■ **Supplied records**:
>> start

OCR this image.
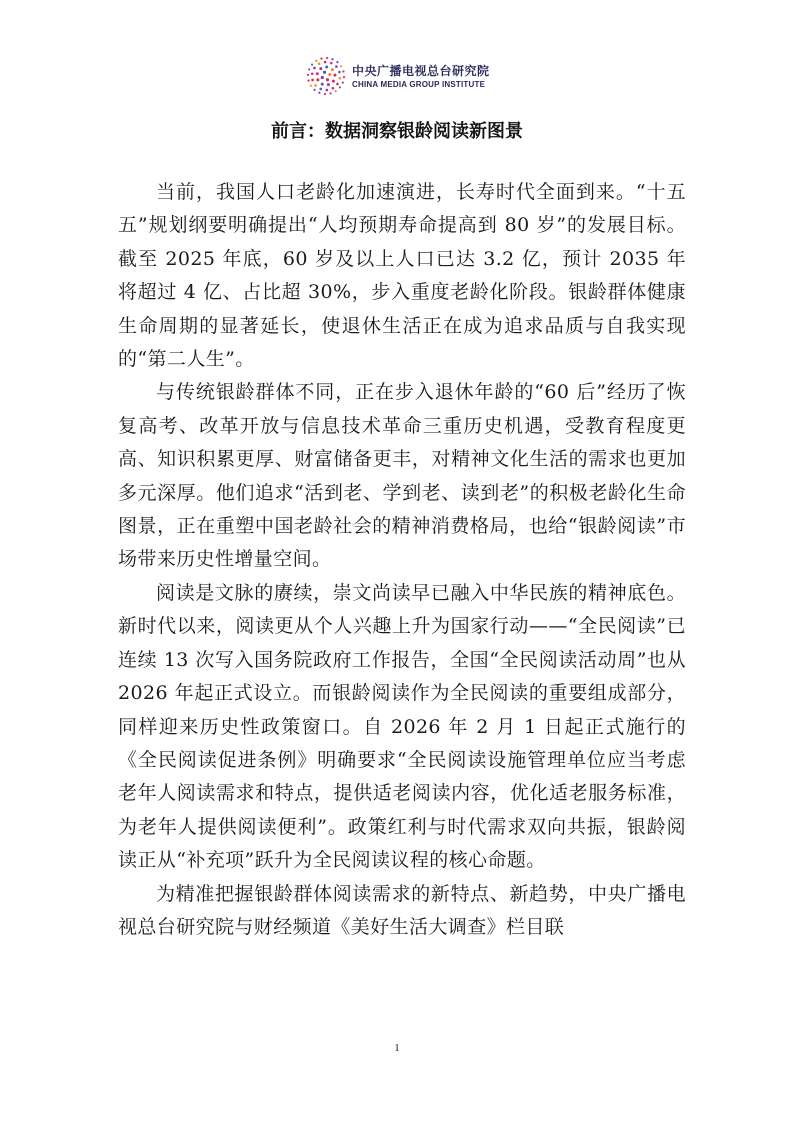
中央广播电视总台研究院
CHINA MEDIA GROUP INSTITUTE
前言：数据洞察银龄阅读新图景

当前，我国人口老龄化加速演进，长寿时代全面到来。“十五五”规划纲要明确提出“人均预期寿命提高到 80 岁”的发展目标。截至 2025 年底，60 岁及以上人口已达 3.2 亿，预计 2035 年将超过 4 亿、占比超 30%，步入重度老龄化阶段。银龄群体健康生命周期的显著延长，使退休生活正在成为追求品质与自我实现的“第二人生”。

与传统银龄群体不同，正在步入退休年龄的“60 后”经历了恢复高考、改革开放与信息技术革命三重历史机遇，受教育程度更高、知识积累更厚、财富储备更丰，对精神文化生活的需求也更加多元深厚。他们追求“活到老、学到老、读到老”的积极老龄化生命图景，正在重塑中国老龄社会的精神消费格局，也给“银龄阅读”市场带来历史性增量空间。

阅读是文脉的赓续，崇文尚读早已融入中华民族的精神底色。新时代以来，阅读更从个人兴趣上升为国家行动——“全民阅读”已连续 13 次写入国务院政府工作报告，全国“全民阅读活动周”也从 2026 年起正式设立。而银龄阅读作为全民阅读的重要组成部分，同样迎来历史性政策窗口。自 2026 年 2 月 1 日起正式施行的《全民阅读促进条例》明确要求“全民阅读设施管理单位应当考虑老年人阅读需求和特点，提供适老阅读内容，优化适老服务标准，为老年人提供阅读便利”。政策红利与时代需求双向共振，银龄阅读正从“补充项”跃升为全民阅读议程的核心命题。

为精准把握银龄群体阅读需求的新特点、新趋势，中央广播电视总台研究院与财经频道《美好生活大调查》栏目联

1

>> end
>> start

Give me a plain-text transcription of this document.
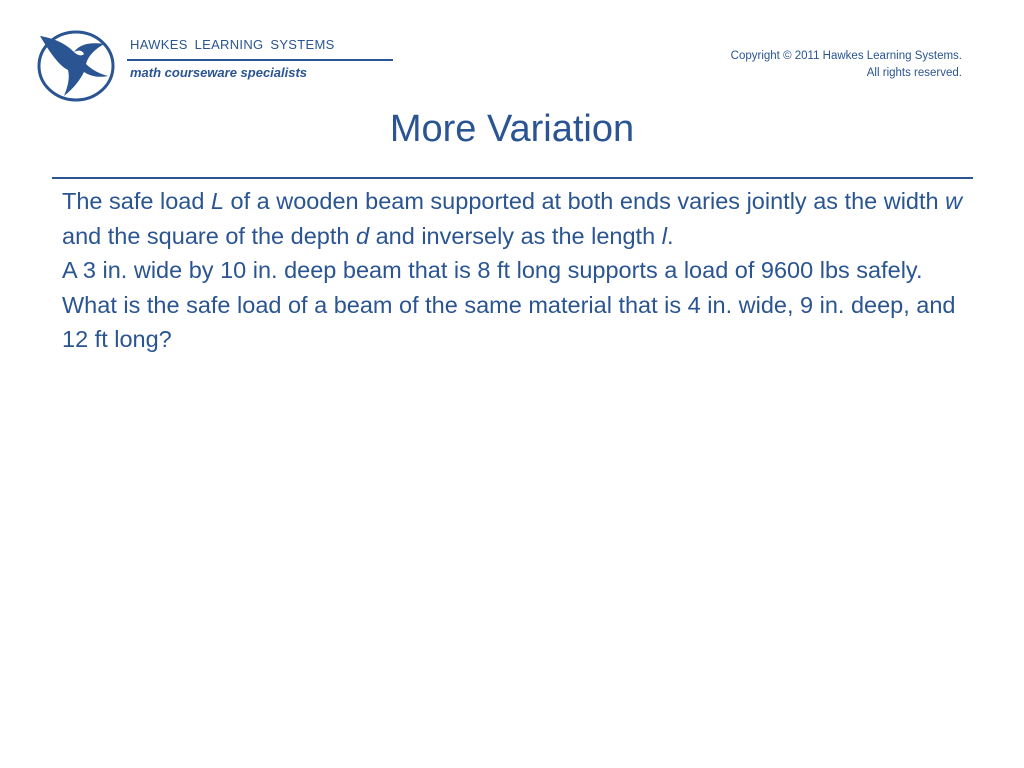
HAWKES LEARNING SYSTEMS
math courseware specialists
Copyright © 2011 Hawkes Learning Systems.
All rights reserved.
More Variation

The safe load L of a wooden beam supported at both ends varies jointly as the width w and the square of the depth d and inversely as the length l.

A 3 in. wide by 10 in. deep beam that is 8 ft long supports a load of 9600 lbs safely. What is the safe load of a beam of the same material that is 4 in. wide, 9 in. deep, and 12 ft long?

>> end

■ **What the task asks**:
For the listing above, identify each line bearing "safe".

■ **Written reply**:
The safe load L of a wooden beam supported at both ends varies jointly as the width w and the square of the depth d and inversely as the length l.
A 3 in. wide by 10 in. deep beam that is 8 ft long supports a load of 9600 lbs safely. What is the safe load of a beam of the same material that is 4 in. wide, 9 in. deep, and 12 ft long?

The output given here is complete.